◆ Your instructions
Gather every line below where "conectadas" appears.

Rows from a dataset
---------------

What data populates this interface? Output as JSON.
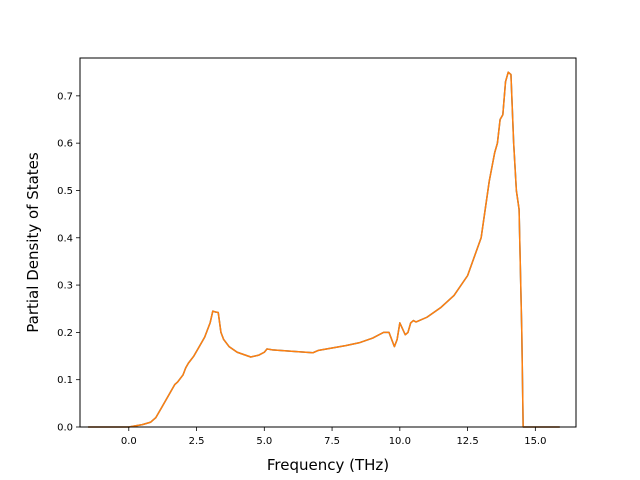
{
  "chart_data": {
    "type": "line",
    "title": "",
    "xlabel": "Frequency (THz)",
    "ylabel": "Partial Density of States",
    "xlim": [
      -1.8,
      16.5
    ],
    "ylim": [
      0.0,
      0.78
    ],
    "x_ticks": [
      0.0,
      2.5,
      5.0,
      7.5,
      10.0,
      12.5,
      15.0
    ],
    "x_tick_labels": [
      "0.0",
      "2.5",
      "5.0",
      "7.5",
      "10.0",
      "12.5",
      "15.0"
    ],
    "y_ticks": [
      0.0,
      0.1,
      0.2,
      0.3,
      0.4,
      0.5,
      0.6,
      0.7
    ],
    "y_tick_labels": [
      "0.0",
      "0.1",
      "0.2",
      "0.3",
      "0.4",
      "0.5",
      "0.6",
      "0.7"
    ],
    "grid": false,
    "legend": "none",
    "series": [
      {
        "color": "#1f77b4",
        "x": [
          -1.5,
          -0.5,
          0.0,
          0.5,
          0.8,
          1.0,
          1.2,
          1.5,
          1.7,
          1.8,
          2.0,
          2.1,
          2.2,
          2.4,
          2.6,
          2.8,
          3.0,
          3.1,
          3.2,
          3.3,
          3.4,
          3.5,
          3.7,
          4.0,
          4.5,
          4.8,
          5.0,
          5.1,
          5.3,
          6.0,
          6.8,
          7.0,
          7.5,
          8.0,
          8.5,
          9.0,
          9.4,
          9.6,
          9.8,
          9.9,
          10.0,
          10.2,
          10.3,
          10.4,
          10.5,
          10.6,
          11.0,
          11.5,
          12.0,
          12.5,
          13.0,
          13.3,
          13.5,
          13.6,
          13.7,
          13.8,
          13.9,
          14.0,
          14.1,
          14.2,
          14.3,
          14.4,
          14.5,
          14.55,
          15.0,
          15.9
        ],
        "values": [
          0.0,
          0.0,
          0.0,
          0.005,
          0.01,
          0.02,
          0.04,
          0.07,
          0.09,
          0.095,
          0.11,
          0.125,
          0.135,
          0.15,
          0.17,
          0.19,
          0.22,
          0.245,
          0.243,
          0.242,
          0.2,
          0.185,
          0.17,
          0.158,
          0.148,
          0.152,
          0.158,
          0.165,
          0.163,
          0.16,
          0.157,
          0.162,
          0.167,
          0.172,
          0.178,
          0.188,
          0.2,
          0.2,
          0.17,
          0.185,
          0.22,
          0.195,
          0.2,
          0.22,
          0.225,
          0.222,
          0.232,
          0.252,
          0.278,
          0.32,
          0.4,
          0.52,
          0.58,
          0.6,
          0.65,
          0.66,
          0.73,
          0.75,
          0.745,
          0.6,
          0.5,
          0.46,
          0.2,
          0.0,
          0.0,
          0.0
        ]
      },
      {
        "color": "#ff7f0e",
        "x": [
          -1.5,
          -0.5,
          0.0,
          0.5,
          0.8,
          1.0,
          1.2,
          1.5,
          1.7,
          1.8,
          2.0,
          2.1,
          2.2,
          2.4,
          2.6,
          2.8,
          3.0,
          3.1,
          3.2,
          3.3,
          3.4,
          3.5,
          3.7,
          4.0,
          4.5,
          4.8,
          5.0,
          5.1,
          5.3,
          6.0,
          6.8,
          7.0,
          7.5,
          8.0,
          8.5,
          9.0,
          9.4,
          9.6,
          9.8,
          9.9,
          10.0,
          10.2,
          10.3,
          10.4,
          10.5,
          10.6,
          11.0,
          11.5,
          12.0,
          12.5,
          13.0,
          13.3,
          13.5,
          13.6,
          13.7,
          13.8,
          13.9,
          14.0,
          14.1,
          14.2,
          14.3,
          14.4,
          14.5,
          14.55,
          15.0,
          15.9
        ],
        "values": [
          0.0,
          0.0,
          0.0,
          0.005,
          0.01,
          0.02,
          0.04,
          0.07,
          0.09,
          0.095,
          0.11,
          0.125,
          0.135,
          0.15,
          0.17,
          0.19,
          0.22,
          0.245,
          0.243,
          0.242,
          0.2,
          0.185,
          0.17,
          0.158,
          0.148,
          0.152,
          0.158,
          0.165,
          0.163,
          0.16,
          0.157,
          0.162,
          0.167,
          0.172,
          0.178,
          0.188,
          0.2,
          0.2,
          0.17,
          0.185,
          0.22,
          0.195,
          0.2,
          0.22,
          0.225,
          0.222,
          0.232,
          0.252,
          0.278,
          0.32,
          0.4,
          0.52,
          0.58,
          0.6,
          0.65,
          0.66,
          0.73,
          0.75,
          0.745,
          0.6,
          0.5,
          0.46,
          0.2,
          0.0,
          0.0,
          0.0
        ]
      }
    ]
  }
}
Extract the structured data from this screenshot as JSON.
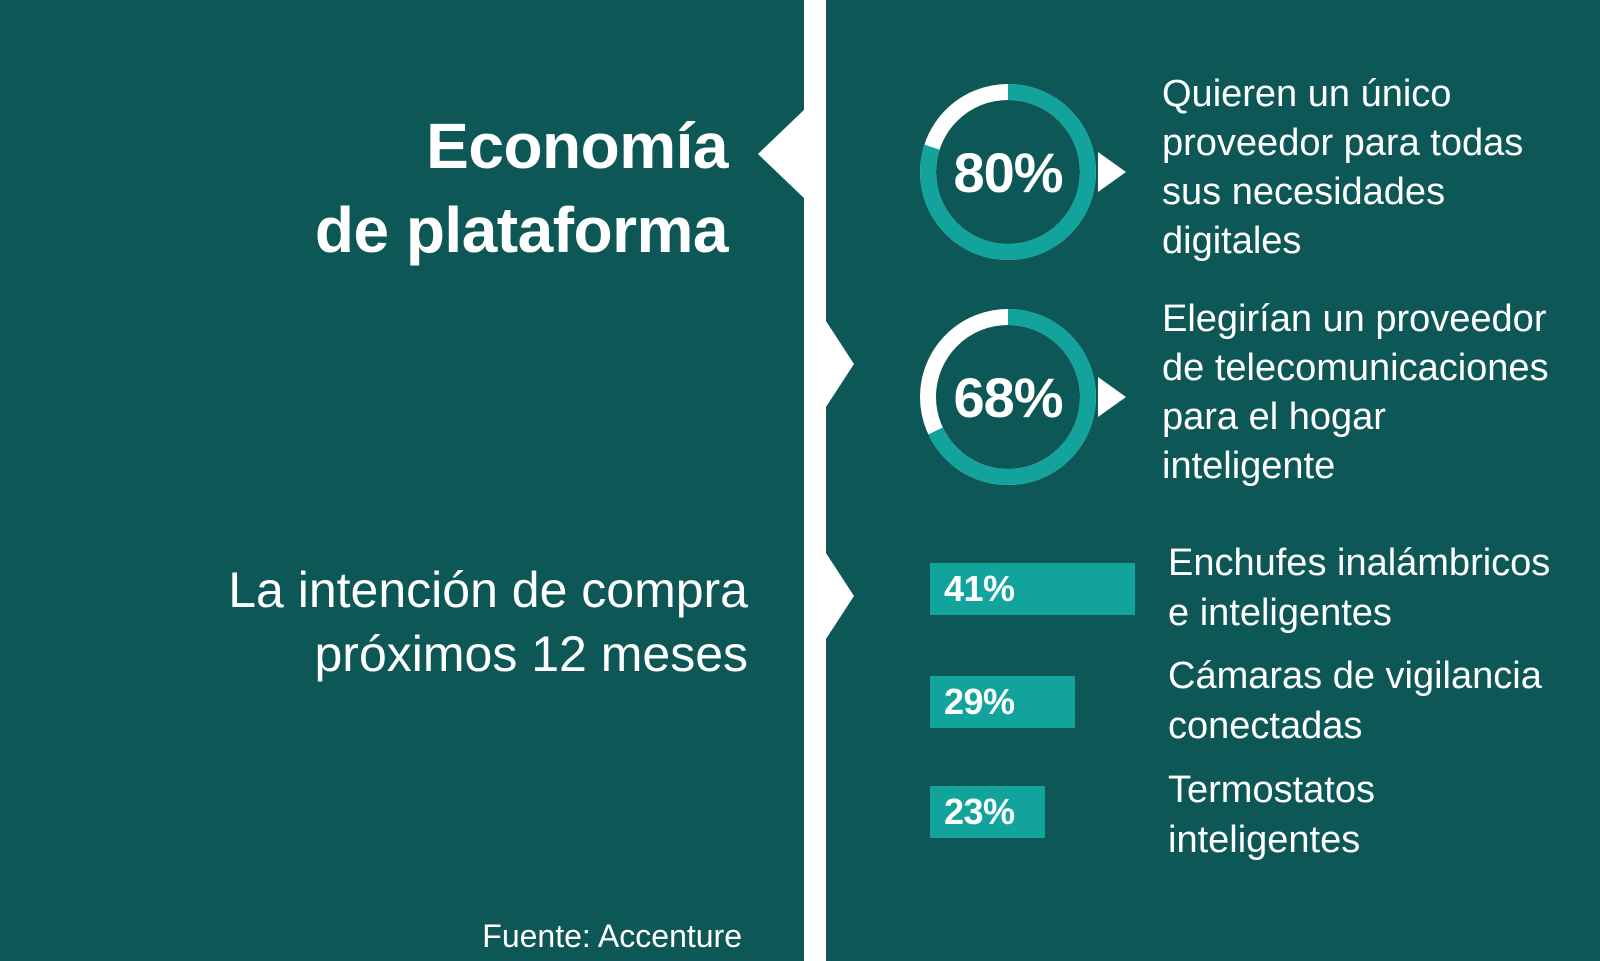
{
  "title": {
    "line1": "Economía",
    "line2": "de plataforma"
  },
  "intent_label": {
    "line1": "La intención de compra",
    "line2": "próximos 12 meses"
  },
  "source": "Fuente: Accenture",
  "colors": {
    "background": "#0d5856",
    "accent": "#12a39d",
    "foreground": "#ffffff"
  },
  "chart_data": [
    {
      "type": "pie",
      "variant": "donut",
      "items": [
        {
          "label": "80%",
          "value": 80,
          "text": [
            "Quieren un único",
            "proveedor para todas",
            "sus necesidades",
            "digitales"
          ]
        },
        {
          "label": "68%",
          "value": 68,
          "text": [
            "Elegirían un proveedor",
            "de telecomunicaciones",
            "para el hogar",
            "inteligente"
          ]
        }
      ]
    },
    {
      "type": "bar",
      "orientation": "horizontal",
      "categories": [
        "Enchufes inalámbricos e inteligentes",
        "Cámaras de vigilancia conectadas",
        "Termostatos inteligentes"
      ],
      "values": [
        41,
        29,
        23
      ],
      "value_labels": [
        "41%",
        "29%",
        "23%"
      ],
      "category_lines": [
        [
          "Enchufes inalámbricos",
          "e inteligentes"
        ],
        [
          "Cámaras de vigilancia",
          "conectadas"
        ],
        [
          "Termostatos",
          "inteligentes"
        ]
      ]
    }
  ]
}
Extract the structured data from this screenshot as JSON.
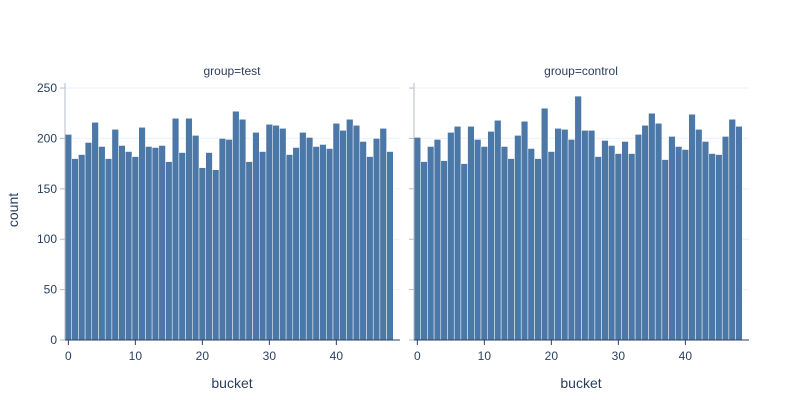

---------------

◆ Task output
        "Cámaras de vigilancia conectadas",
          "conectadas"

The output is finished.